# YOUR TASKS:
**A.** Print everything in the Winton history from "The first car" down to "here in Cleveland.".
**B.** For each statement, tell whether the Winton history agrees with it, answering yes or no and quoting the deciding words: (i) In 1897 Winton bought fuel at hardware stores. (ii) Newspapers gave wide coverage to Winton's 1897 drive. (iii) H. Nelson Jackson was a physician from Ohio.

# PAGE EXTRACT:
The first automobile reliability run was conducted just a little differently than the way we think of such “testing” today. In 1897, long distance driving was definitely “not the norm”. Alexander Winton drove one of his cars 800 miles, from Cleveland to New York. This journey started on July 28 and concluded on August 7. The actual driving time was “78 hours and 43 minutes”. It is hard for us to consider that there were NO filling stations, interstates, turnpikes, or “rest stops”, etc. Winton purchased fuel at hardware stores!
Even though this “reliability test” was a first, Winton was ignored by the newspapers. Because of his disappointment at not being recognized for his accomplishment, he placed the car on a train for the return to Cleveland. How many of toady’s automotive industry “CEO’s” are responsible for personally conducting “quality control” testing?
Not one to give up, Alexander Winton set out again from Cleveland to New York in 1899. This time, the Cleveland Plain Dealer sponsored his trip “to demonstrate the entire feasibility of this mode of locomotion”. A Plain Dealer reporter, Charles Shanks, journeyed with Winton and submitted articles for publication along the course of the journey. Upon their arrival in New York, these “road trip” pioneers were greeted by one million people! This event spawned increased public interest, ultimately zoomed car sales for Winton, as well as his competitors, and significantly contributed to the establishment of the automobile industry.
The first car to be driven across the country was a Winton. In 1903, Dr. H. Nelson Jackson drove a Cleveland-made Winton from San Francisco, CA to New York. The physician from Vermont started this 5,500 mile trek on May 23rd and completed it on July 26th. The journey was completed at a cost of $8,000. To put this into today’s framework, the same “road trip” of approximately 2800-2900 miles can be completed in 3-5 days. Even with exploding gas prices, food, lodging, toll road fees, etc., it is highly doubtful that one would spend anywhere close to $8,000 (even without factoring inflation into the comparison) to complete that trip today!
Did you ever wonder where the word “automobile” originated and how it ultimately replaced the “horseless carriage”? Yep—right here in Cleveland.
Remember that Cleveland Plain Dealer reporter, Charles Shanks, who accompanied Alexander Winton from Cleveland to New York? He is credited with this semantic change. Articles he had published during the “road test” excursion “flooded” the nation. His writing contained the word “automobile” so frequently that Americans actually “adopted” it. The articles written by Shanks “were the first real effort at intelligent publicity”. Eventually, Shanks became the “first automotive editor of a newspaper”.

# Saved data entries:
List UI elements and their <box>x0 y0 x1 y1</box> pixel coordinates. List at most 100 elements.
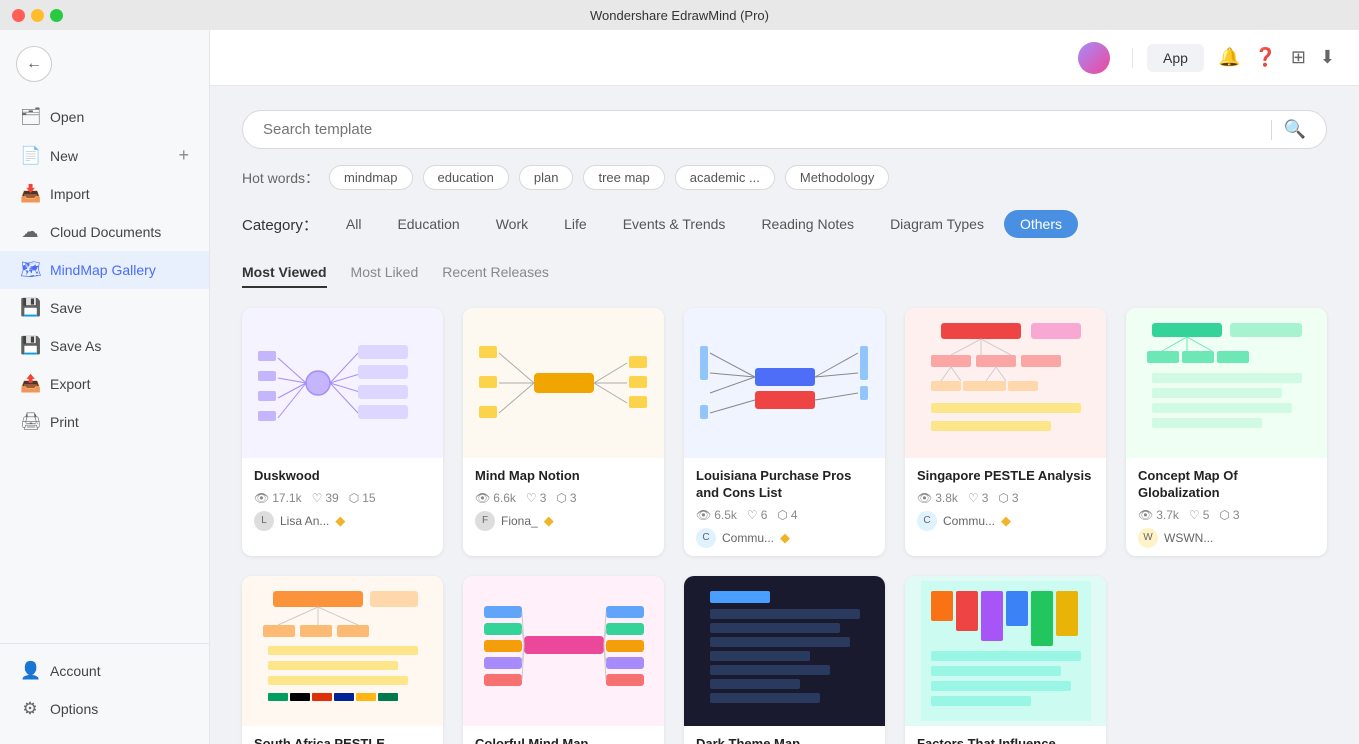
card-title: Concept Map Of Globalization <box>1138 468 1315 502</box>
card-title: Singapore PESTLE Analysis <box>917 468 1094 485</box>
card-title: Colorful Mind Map <box>475 736 652 744</box>
likes-stat: ♡ 39 <box>312 491 339 505</box>
views-stat: 👁 3.7k <box>1138 508 1179 522</box>
back-button[interactable]: ← <box>16 46 52 82</box>
card-thumbnail <box>463 308 664 458</box>
sidebar-item-cloud[interactable]: ☁ Cloud Documents <box>0 213 209 251</box>
sidebar-item-account[interactable]: 👤 Account <box>0 652 209 690</box>
hot-word-education[interactable]: education <box>423 165 509 190</box>
copies-stat: ⬡ 4 <box>777 508 797 522</box>
open-icon: 🗂 <box>20 107 40 127</box>
app-button[interactable]: App <box>1147 44 1204 72</box>
template-card-notion[interactable]: Mind Map Notion 👁 6.6k ♡ 3 ⬡ 3 F Fiona_ … <box>463 308 664 556</box>
question-icon[interactable]: ❓ <box>1254 47 1276 68</box>
sidebar-item-export[interactable]: 📤 Export <box>0 365 209 403</box>
sidebar-bottom: 👤 Account ⚙ Options <box>0 643 209 744</box>
card-thumbnail <box>242 576 443 726</box>
view-tabs: Most Viewed Most Liked Recent Releases <box>242 258 1327 288</box>
grid-icon[interactable]: ⊞ <box>1291 47 1306 68</box>
close-button[interactable] <box>12 9 25 22</box>
search-input[interactable] <box>263 121 1259 138</box>
download-cloud-icon[interactable]: ⬇ <box>1320 47 1335 68</box>
hot-word-mindmap[interactable]: mindmap <box>329 165 412 190</box>
author-name: Lisa An... <box>280 514 329 528</box>
hot-word-plan[interactable]: plan <box>519 165 574 190</box>
card-title: Louisiana Purchase Pros and Cons List <box>696 468 873 502</box>
sidebar-nav: 🗂 Open 📄 New + 📥 Import ☁ Cloud Document… <box>0 90 209 643</box>
content-area: App 🔔 ❓ ⊞ ⬇ 🔍 Hot words： mindmap educati… <box>210 30 1359 744</box>
template-card-factors[interactable]: Factors That Influence 👁 2.5k ♡ 3 ⬡ 2 C … <box>905 576 1106 744</box>
template-card-sa-pestle[interactable]: South Africa PESTLE Analysis 👁 3.2k ♡ 2 … <box>242 576 443 744</box>
copies-stat: ⬡ 15 <box>349 491 376 505</box>
topbar-separator <box>1132 48 1133 68</box>
sidebar-item-save-as[interactable]: 💾 Save As <box>0 327 209 365</box>
verified-badge: ◆ <box>780 530 790 546</box>
back-arrow-icon: ← <box>26 55 42 73</box>
category-label: Category： <box>242 214 318 235</box>
copies-stat: ⬡ 3 <box>998 491 1018 505</box>
copies-stat: ⬡ 3 <box>1219 508 1239 522</box>
category-events[interactable]: Events & Trends <box>607 210 742 238</box>
category-row: Category： All Education Work Life Events… <box>242 210 1327 238</box>
sidebar-item-import[interactable]: 📥 Import <box>0 175 209 213</box>
card-title: Dark Theme Map <box>696 736 873 744</box>
hot-words: Hot words： mindmap education plan tree m… <box>242 165 1327 190</box>
views-stat: 👁 6.6k <box>475 491 516 505</box>
search-button[interactable]: 🔍 <box>1284 119 1306 140</box>
category-others[interactable]: Others <box>1004 210 1078 238</box>
category-life[interactable]: Life <box>548 210 603 238</box>
minimize-button[interactable] <box>31 9 44 22</box>
template-card-dark[interactable]: Dark Theme Map 👁 2.7k ♡ 3 ⬡ 2 C Commu... <box>684 576 885 744</box>
card-thumbnail <box>905 308 1106 458</box>
card-body: Duskwood 👁 17.1k ♡ 39 ⬡ 15 L Lisa An... … <box>242 458 443 539</box>
template-card-singapore[interactable]: Singapore PESTLE Analysis 👁 3.8k ♡ 3 ⬡ 3… <box>905 308 1106 556</box>
card-body: Singapore PESTLE Analysis 👁 3.8k ♡ 3 ⬡ 3… <box>905 458 1106 539</box>
category-all[interactable]: All <box>330 210 378 238</box>
card-body: Factors That Influence 👁 2.5k ♡ 3 ⬡ 2 C … <box>905 726 1106 744</box>
sidebar-item-options[interactable]: ⚙ Options <box>0 690 209 728</box>
tab-most-liked[interactable]: Most Liked <box>351 258 419 288</box>
card-author: C Commu... ◆ <box>696 528 873 548</box>
new-icon: 📄 <box>20 146 40 166</box>
sidebar-item-label: Import <box>50 186 189 202</box>
import-icon: 📥 <box>20 184 40 204</box>
card-stats: 👁 6.5k ♡ 6 ⬡ 4 <box>696 508 873 522</box>
add-icon[interactable]: + <box>178 145 189 166</box>
card-author: F Fiona_ ◆ <box>475 511 652 531</box>
hot-word-treemap[interactable]: tree map <box>583 165 664 190</box>
sidebar-item-save[interactable]: 💾 Save <box>0 289 209 327</box>
author-avatar: C <box>917 511 937 531</box>
user-avatar-top[interactable] <box>1078 42 1110 74</box>
save-as-icon: 💾 <box>20 336 40 356</box>
template-card-globalization[interactable]: Concept Map Of Globalization 👁 3.7k ♡ 5 … <box>1126 308 1327 556</box>
cloud-icon: ☁ <box>20 222 40 242</box>
sidebar-item-mindmap-gallery[interactable]: 🗺 MindMap Gallery <box>0 251 209 289</box>
card-stats: 👁 3.7k ♡ 5 ⬡ 3 <box>1138 508 1315 522</box>
card-author: W WSWN... <box>1138 528 1315 548</box>
bell-icon[interactable]: 🔔 <box>1218 47 1240 68</box>
gallery-content: 🔍 Hot words： mindmap education plan tree… <box>210 86 1359 744</box>
hot-word-methodology[interactable]: Methodology <box>785 165 889 190</box>
hot-word-academic[interactable]: academic ... <box>675 165 775 190</box>
template-card-duskwood[interactable]: Duskwood 👁 17.1k ♡ 39 ⬡ 15 L Lisa An... … <box>242 308 443 556</box>
maximize-button[interactable] <box>50 9 63 22</box>
card-body: Dark Theme Map 👁 2.7k ♡ 3 ⬡ 2 C Commu... <box>684 726 885 744</box>
sidebar-item-label: Cloud Documents <box>50 224 189 240</box>
tab-most-viewed[interactable]: Most Viewed <box>242 258 327 288</box>
category-work[interactable]: Work <box>480 210 544 238</box>
sidebar-item-new[interactable]: 📄 New + <box>0 136 209 175</box>
template-card-colorful[interactable]: Colorful Mind Map 👁 2.9k ♡ 4 ⬡ 4 F Fiona… <box>463 576 664 744</box>
card-thumbnail <box>684 576 885 726</box>
print-icon: 🖨 <box>20 412 40 432</box>
category-diagram[interactable]: Diagram Types <box>874 210 1000 238</box>
sidebar-item-open[interactable]: 🗂 Open <box>0 98 209 136</box>
window-title: Wondershare EdrawMind (Pro) <box>590 8 769 23</box>
sidebar-item-label: Save <box>50 300 189 316</box>
likes-stat: ♡ 3 <box>526 491 546 505</box>
template-card-louisiana[interactable]: Louisiana Purchase Pros and Cons List 👁 … <box>684 308 885 556</box>
author-name: Commu... <box>943 514 995 528</box>
category-education[interactable]: Education <box>381 210 475 238</box>
category-reading[interactable]: Reading Notes <box>745 210 870 238</box>
tab-recent[interactable]: Recent Releases <box>442 258 549 288</box>
sidebar-item-print[interactable]: 🖨 Print <box>0 403 209 441</box>
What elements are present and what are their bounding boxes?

# COMPLETED EXERCISE:
**A.**
The first car to be driven across the country was a Winton. In 1903, Dr. H. Nelson Jackson drove a Cleveland-made Winton from San Francisco, CA to New York. The physician from Vermont started this 5,500 mile trek on May 23rd and completed it on July 26th. The journey was completed at a cost of $8,000. To put this into today’s framework, the same “road trip” of approximately 2800-2900 miles can be completed in 3-5 days. Even with exploding gas prices, food, lodging, toll road fees, etc., it is highly doubtful that one would spend anywhere close to $8,000 (even without factoring inflation into the comparison) to complete that trip today!
Did you ever wonder where the word “automobile” originated and how it ultimately replaced the “horseless carriage”? Yep—right here in Cleveland.

**B.**
(i) Yes: "Winton purchased fuel at hardware stores!"
(ii) No: "Winton was ignored by the newspapers."
(iii) No: "The physician from Vermont started this 5,500 mile trek on May 23rd and completed it on July 26th."